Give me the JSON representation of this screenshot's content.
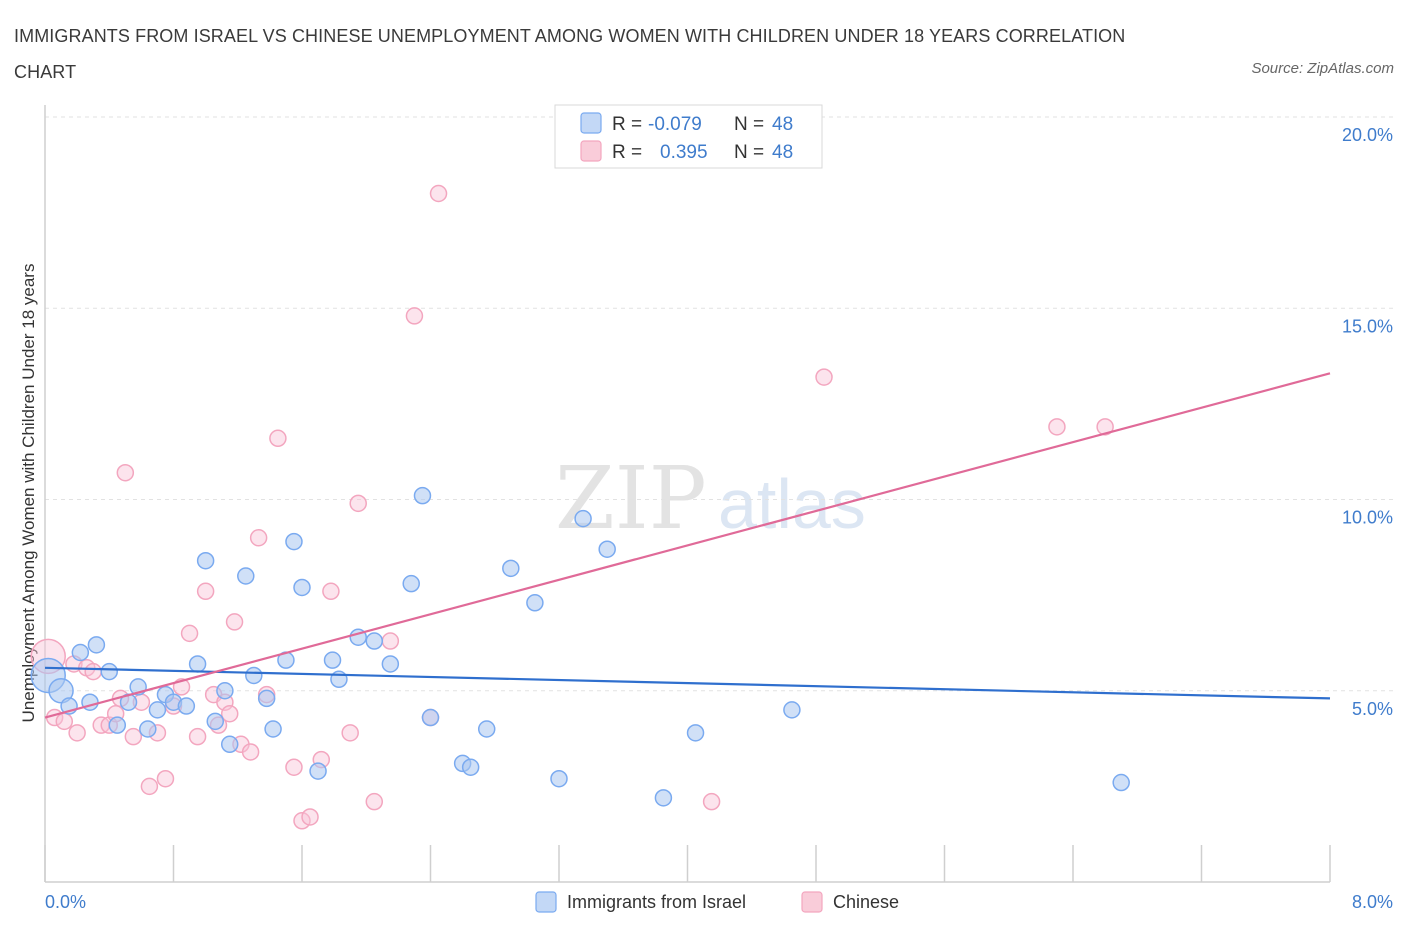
{
  "title": "IMMIGRANTS FROM ISRAEL VS CHINESE UNEMPLOYMENT AMONG WOMEN WITH CHILDREN UNDER 18 YEARS CORRELATION CHART",
  "source": "Source: ZipAtlas.com",
  "watermark": {
    "zip": "ZIP",
    "atlas": "atlas"
  },
  "colors": {
    "israel": "#7aaaf0",
    "israel_line": "#2f6fce",
    "chinese": "#f3a6bf",
    "chinese_line": "#e06a98",
    "axis_text": "#3f7ccc"
  },
  "legend": {
    "r_label": "R =",
    "n_label": "N =",
    "israel_r": "-0.079",
    "israel_n": "48",
    "chinese_r": "0.395",
    "chinese_n": "48"
  },
  "chart_data": {
    "type": "scatter",
    "xlabel": "",
    "ylabel": "Unemployment Among Women with Children Under 18 years",
    "xlim": [
      0,
      8
    ],
    "ylim": [
      0,
      20
    ],
    "x_tick_labels": [
      "0.0%",
      "8.0%"
    ],
    "y_ticks": [
      5,
      10,
      15,
      20
    ],
    "y_tick_labels": [
      "5.0%",
      "10.0%",
      "15.0%",
      "20.0%"
    ],
    "series": [
      {
        "name": "Immigrants from Israel",
        "trend": [
          [
            0.0,
            5.6
          ],
          [
            8.0,
            4.8
          ]
        ],
        "points": [
          [
            0.02,
            5.4
          ],
          [
            0.1,
            5.0
          ],
          [
            0.15,
            4.6
          ],
          [
            0.22,
            6.0
          ],
          [
            0.28,
            4.7
          ],
          [
            0.32,
            6.2
          ],
          [
            0.4,
            5.5
          ],
          [
            0.45,
            4.1
          ],
          [
            0.52,
            4.7
          ],
          [
            0.58,
            5.1
          ],
          [
            0.64,
            4.0
          ],
          [
            0.7,
            4.5
          ],
          [
            0.75,
            4.9
          ],
          [
            0.8,
            4.7
          ],
          [
            0.88,
            4.6
          ],
          [
            0.95,
            5.7
          ],
          [
            1.0,
            8.4
          ],
          [
            1.06,
            4.2
          ],
          [
            1.12,
            5.0
          ],
          [
            1.15,
            3.6
          ],
          [
            1.25,
            8.0
          ],
          [
            1.3,
            5.4
          ],
          [
            1.38,
            4.8
          ],
          [
            1.42,
            4.0
          ],
          [
            1.5,
            5.8
          ],
          [
            1.55,
            8.9
          ],
          [
            1.6,
            7.7
          ],
          [
            1.7,
            2.9
          ],
          [
            1.79,
            5.8
          ],
          [
            1.83,
            5.3
          ],
          [
            1.95,
            6.4
          ],
          [
            2.05,
            6.3
          ],
          [
            2.15,
            5.7
          ],
          [
            2.28,
            7.8
          ],
          [
            2.35,
            10.1
          ],
          [
            2.4,
            4.3
          ],
          [
            2.6,
            3.1
          ],
          [
            2.65,
            3.0
          ],
          [
            2.75,
            4.0
          ],
          [
            2.9,
            8.2
          ],
          [
            3.05,
            7.3
          ],
          [
            3.2,
            2.7
          ],
          [
            3.35,
            9.5
          ],
          [
            3.5,
            8.7
          ],
          [
            3.85,
            2.2
          ],
          [
            4.05,
            3.9
          ],
          [
            4.65,
            4.5
          ],
          [
            6.7,
            2.6
          ]
        ]
      },
      {
        "name": "Chinese",
        "trend": [
          [
            0.0,
            4.3
          ],
          [
            8.0,
            13.3
          ]
        ],
        "points": [
          [
            0.02,
            5.9
          ],
          [
            0.06,
            4.3
          ],
          [
            0.12,
            4.2
          ],
          [
            0.18,
            5.7
          ],
          [
            0.2,
            3.9
          ],
          [
            0.26,
            5.6
          ],
          [
            0.3,
            5.5
          ],
          [
            0.35,
            4.1
          ],
          [
            0.4,
            4.1
          ],
          [
            0.44,
            4.4
          ],
          [
            0.47,
            4.8
          ],
          [
            0.5,
            10.7
          ],
          [
            0.55,
            3.8
          ],
          [
            0.6,
            4.7
          ],
          [
            0.65,
            2.5
          ],
          [
            0.7,
            3.9
          ],
          [
            0.75,
            2.7
          ],
          [
            0.8,
            4.6
          ],
          [
            0.85,
            5.1
          ],
          [
            0.9,
            6.5
          ],
          [
            0.95,
            3.8
          ],
          [
            1.0,
            7.6
          ],
          [
            1.05,
            4.9
          ],
          [
            1.08,
            4.1
          ],
          [
            1.12,
            4.7
          ],
          [
            1.15,
            4.4
          ],
          [
            1.18,
            6.8
          ],
          [
            1.22,
            3.6
          ],
          [
            1.28,
            3.4
          ],
          [
            1.33,
            9.0
          ],
          [
            1.38,
            4.9
          ],
          [
            1.45,
            11.6
          ],
          [
            1.55,
            3.0
          ],
          [
            1.6,
            1.6
          ],
          [
            1.65,
            1.7
          ],
          [
            1.72,
            3.2
          ],
          [
            1.78,
            7.6
          ],
          [
            1.9,
            3.9
          ],
          [
            1.95,
            9.9
          ],
          [
            2.05,
            2.1
          ],
          [
            2.15,
            6.3
          ],
          [
            2.3,
            14.8
          ],
          [
            2.4,
            4.3
          ],
          [
            2.45,
            18.0
          ],
          [
            4.15,
            2.1
          ],
          [
            4.85,
            13.2
          ],
          [
            6.3,
            11.9
          ],
          [
            6.6,
            11.9
          ]
        ]
      }
    ]
  }
}
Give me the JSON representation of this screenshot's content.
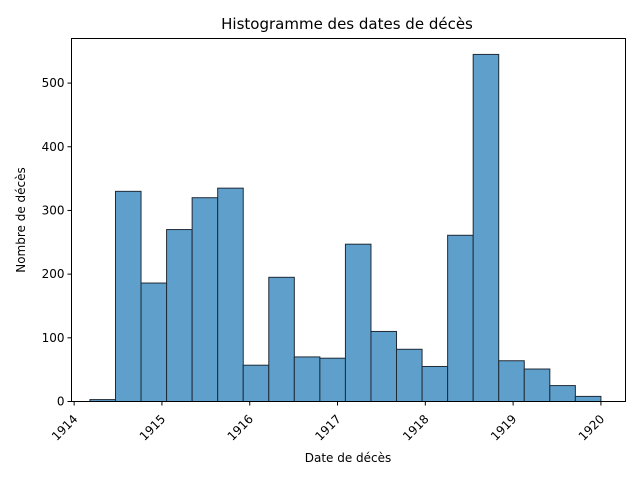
{
  "chart_data": {
    "type": "bar",
    "title": "Histogramme des dates de décès",
    "xlabel": "Date de décès",
    "ylabel": "Nombre de décès",
    "xlim": [
      1913.97,
      1920.28
    ],
    "ylim": [
      0,
      570
    ],
    "x_ticks": [
      {
        "value": 1914,
        "label": "1914"
      },
      {
        "value": 1915,
        "label": "1915"
      },
      {
        "value": 1916,
        "label": "1916"
      },
      {
        "value": 1917,
        "label": "1917"
      },
      {
        "value": 1918,
        "label": "1918"
      },
      {
        "value": 1919,
        "label": "1919"
      },
      {
        "value": 1920,
        "label": "1920"
      }
    ],
    "y_ticks": [
      {
        "value": 0,
        "label": "0"
      },
      {
        "value": 100,
        "label": "100"
      },
      {
        "value": 200,
        "label": "200"
      },
      {
        "value": 300,
        "label": "300"
      },
      {
        "value": 400,
        "label": "400"
      },
      {
        "value": 500,
        "label": "500"
      }
    ],
    "bin_start": 1914.18,
    "bin_width": 0.291,
    "counts": [
      3,
      330,
      186,
      270,
      320,
      335,
      57,
      195,
      70,
      68,
      247,
      110,
      82,
      55,
      261,
      545,
      64,
      51,
      25,
      8
    ],
    "bar_color": "#5f9fcc",
    "edge_color": "#1f2b36",
    "grid": false,
    "legend": "none"
  }
}
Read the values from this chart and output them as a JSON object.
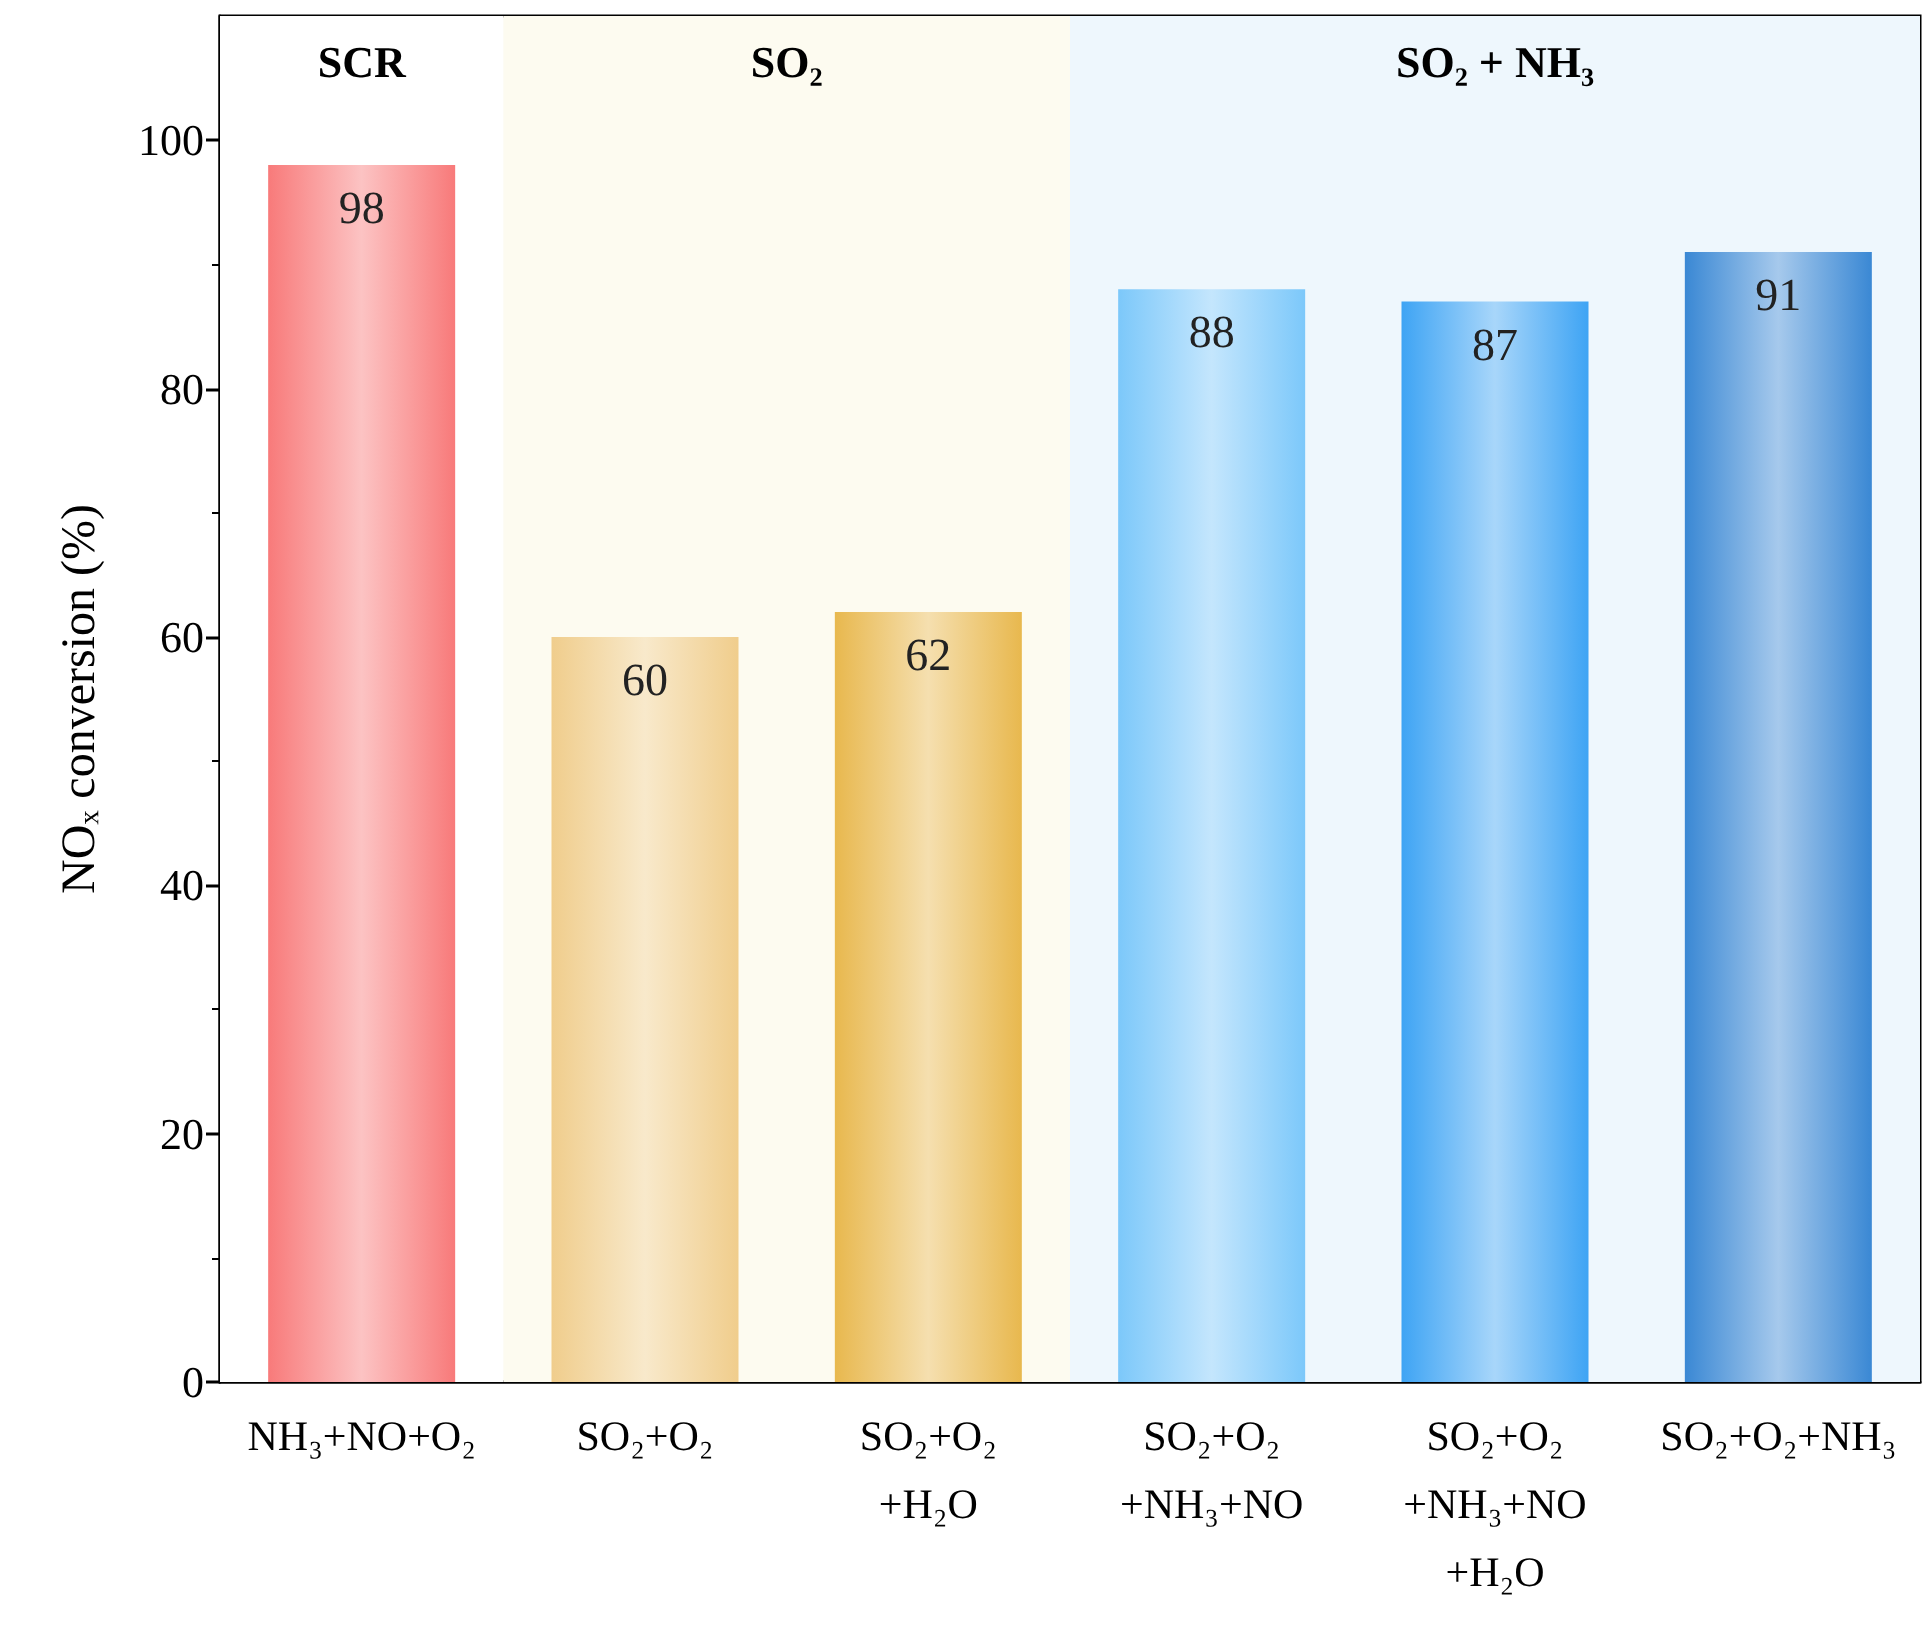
{
  "chart_data": {
    "type": "bar",
    "ylabel": "NOₓ conversion (%)",
    "categories": [
      "NH₃+NO+O₂",
      "SO₂+O₂",
      "SO₂+O₂\n+H₂O",
      "SO₂+O₂\n+NH₃+NO",
      "SO₂+O₂\n+NH₃+NO\n+H₂O",
      "SO₂+O₂+NH₃"
    ],
    "values": [
      98,
      60,
      62,
      88,
      87,
      91
    ],
    "colors": [
      "#f87a7a",
      "#f0cd8c",
      "#e8b84e",
      "#7cc8fa",
      "#3ea4f4",
      "#3a88d4"
    ],
    "ylim": [
      0,
      110
    ],
    "yticks": [
      0,
      20,
      40,
      60,
      80,
      100
    ],
    "bands": [
      {
        "axis": "x",
        "from": "NH₃+NO+O₂",
        "to": "NH₃+NO+O₂",
        "label": "SCR",
        "color": "#ffffff"
      },
      {
        "axis": "x",
        "from": "SO₂+O₂",
        "to": "SO₂+O₂\n+H₂O",
        "label": "SO₂",
        "color": "#fdfbf0"
      },
      {
        "axis": "x",
        "from": "SO₂+O₂\n+NH₃+NO",
        "to": "SO₂+O₂+NH₃",
        "label": "SO₂ + NH₃",
        "color": "#eef7fd"
      }
    ],
    "data_labels": true,
    "grid": false
  }
}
┄┄┄┄┄┄
**Exercise instructions:** Using the listing above, copy exactly the lines from the one that contains "Read the values" through its last line, both included, but not the pictures.

**Exercise solution:**
Read the values from this chart and output them as a JSON object.
{
  "chart_data": {
    "type": "bar",
    "ylabel": "NOₓ conversion (%)",
    "categories": [
      "NH₃+NO+O₂",
      "SO₂+O₂",
      "SO₂+O₂\n+H₂O",
      "SO₂+O₂\n+NH₃+NO",
      "SO₂+O₂\n+NH₃+NO\n+H₂O",
      "SO₂+O₂+NH₃"
    ],
    "values": [
      98,
      60,
      62,
      88,
      87,
      91
    ],
    "colors": [
      "#f87a7a",
      "#f0cd8c",
      "#e8b84e",
      "#7cc8fa",
      "#3ea4f4",
      "#3a88d4"
    ],
    "ylim": [
      0,
      110
    ],
    "yticks": [
      0,
      20,
      40,
      60,
      80,
      100
    ],
    "bands": [
      {
        "axis": "x",
        "from": "NH₃+NO+O₂",
        "to": "NH₃+NO+O₂",
        "label": "SCR",
        "color": "#ffffff"
      },
      {
        "axis": "x",
        "from": "SO₂+O₂",
        "to": "SO₂+O₂\n+H₂O",
        "label": "SO₂",
        "color": "#fdfbf0"
      },
      {
        "axis": "x",
        "from": "SO₂+O₂\n+NH₃+NO",
        "to": "SO₂+O₂+NH₃",
        "label": "SO₂ + NH₃",
        "color": "#eef7fd"
      }
    ],
    "data_labels": true,
    "grid": false
  }
}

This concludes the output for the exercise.